Your objective
Repeat every entry in the listing below, exactly.

Given records
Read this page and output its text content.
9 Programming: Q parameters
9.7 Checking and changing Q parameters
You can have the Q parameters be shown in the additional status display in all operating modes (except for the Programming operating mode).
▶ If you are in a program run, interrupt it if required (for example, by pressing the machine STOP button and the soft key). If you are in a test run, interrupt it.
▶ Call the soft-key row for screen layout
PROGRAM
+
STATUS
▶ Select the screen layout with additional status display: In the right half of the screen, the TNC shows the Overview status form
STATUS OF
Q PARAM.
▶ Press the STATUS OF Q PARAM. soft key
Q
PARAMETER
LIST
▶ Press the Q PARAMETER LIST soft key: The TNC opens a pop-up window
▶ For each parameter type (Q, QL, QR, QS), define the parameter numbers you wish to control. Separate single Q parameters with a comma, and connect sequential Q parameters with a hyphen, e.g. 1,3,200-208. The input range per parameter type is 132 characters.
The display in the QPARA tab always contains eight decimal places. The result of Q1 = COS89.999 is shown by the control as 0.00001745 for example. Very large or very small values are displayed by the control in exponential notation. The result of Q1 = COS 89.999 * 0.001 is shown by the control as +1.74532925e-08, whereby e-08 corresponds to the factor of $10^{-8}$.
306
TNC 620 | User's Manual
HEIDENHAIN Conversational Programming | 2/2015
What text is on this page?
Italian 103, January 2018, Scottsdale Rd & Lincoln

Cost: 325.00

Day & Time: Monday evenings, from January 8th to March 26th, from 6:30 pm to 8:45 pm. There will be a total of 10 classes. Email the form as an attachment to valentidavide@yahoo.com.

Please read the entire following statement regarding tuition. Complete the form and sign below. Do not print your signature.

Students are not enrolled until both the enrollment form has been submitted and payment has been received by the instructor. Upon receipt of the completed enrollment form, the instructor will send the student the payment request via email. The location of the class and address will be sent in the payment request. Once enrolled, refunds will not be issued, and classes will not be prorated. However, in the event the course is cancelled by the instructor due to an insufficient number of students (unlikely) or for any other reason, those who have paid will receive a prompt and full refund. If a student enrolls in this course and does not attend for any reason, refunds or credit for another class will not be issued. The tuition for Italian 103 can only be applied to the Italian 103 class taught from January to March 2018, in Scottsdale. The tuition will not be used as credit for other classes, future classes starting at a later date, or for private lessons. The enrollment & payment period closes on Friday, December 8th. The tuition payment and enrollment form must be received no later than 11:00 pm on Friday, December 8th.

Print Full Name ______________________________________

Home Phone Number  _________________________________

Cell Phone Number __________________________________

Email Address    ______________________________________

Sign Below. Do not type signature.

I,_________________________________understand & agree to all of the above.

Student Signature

Problem solution
Read this page and output its text content.
9 Programming: Q parameters
9.7 Checking and changing Q parameters
You can have the Q parameters be shown in the additional status display in all operating modes (except for the Programming operating mode).
▶ If you are in a program run, interrupt it if required (for example, by pressing the machine STOP button and the soft key). If you are in a test run, interrupt it.
▶ Call the soft-key row for screen layout
PROGRAM
+
STATUS
▶ Select the screen layout with additional status display: In the right half of the screen, the TNC shows the Overview status form
STATUS OF
Q PARAM.
▶ Press the STATUS OF Q PARAM. soft key
Q
PARAMETER
LIST
▶ Press the Q PARAMETER LIST soft key: The TNC opens a pop-up window
▶ For each parameter type (Q, QL, QR, QS), define the parameter numbers you wish to control. Separate single Q parameters with a comma, and connect sequential Q parameters with a hyphen, e.g. 1,3,200-208. The input range per parameter type is 132 characters.
The display in the QPARA tab always contains eight decimal places. The result of Q1 = COS89.999 is shown by the control as 0.00001745 for example. Very large or very small values are displayed by the control in exponential notation. The result of Q1 = COS 89.999 * 0.001 is shown by the control as +1.74532925e-08, whereby e-08 corresponds to the factor of $10^{-8}$.
306
TNC 620 | User's Manual
HEIDENHAIN Conversational Programming | 2/2015
What text is on this page?
Italian 103, January 2018, Scottsdale Rd & Lincoln

Cost: 325.00

Day & Time: Monday evenings, from January 8th to March 26th, from 6:30 pm to 8:45 pm. There will be a total of 10 classes. Email the form as an attachment to valentidavide@yahoo.com.

Please read the entire following statement regarding tuition. Complete the form and sign below. Do not print your signature.

Students are not enrolled until both the enrollment form has been submitted and payment has been received by the instructor. Upon receipt of the completed enrollment form, the instructor will send the student the payment request via email. The location of the class and address will be sent in the payment request. Once enrolled, refunds will not be issued, and classes will not be prorated. However, in the event the course is cancelled by the instructor due to an insufficient number of students (unlikely) or for any other reason, those who have paid will receive a prompt and full refund. If a student enrolls in this course and does not attend for any reason, refunds or credit for another class will not be issued. The tuition for Italian 103 can only be applied to the Italian 103 class taught from January to March 2018, in Scottsdale. The tuition will not be used as credit for other classes, future classes starting at a later date, or for private lessons. The enrollment & payment period closes on Friday, December 8th. The tuition payment and enrollment form must be received no later than 11:00 pm on Friday, December 8th.

Print Full Name ______________________________________

Home Phone Number  _________________________________

Cell Phone Number __________________________________

Email Address    ______________________________________

Sign Below. Do not type signature.

I,_________________________________understand & agree to all of the above.

Student Signature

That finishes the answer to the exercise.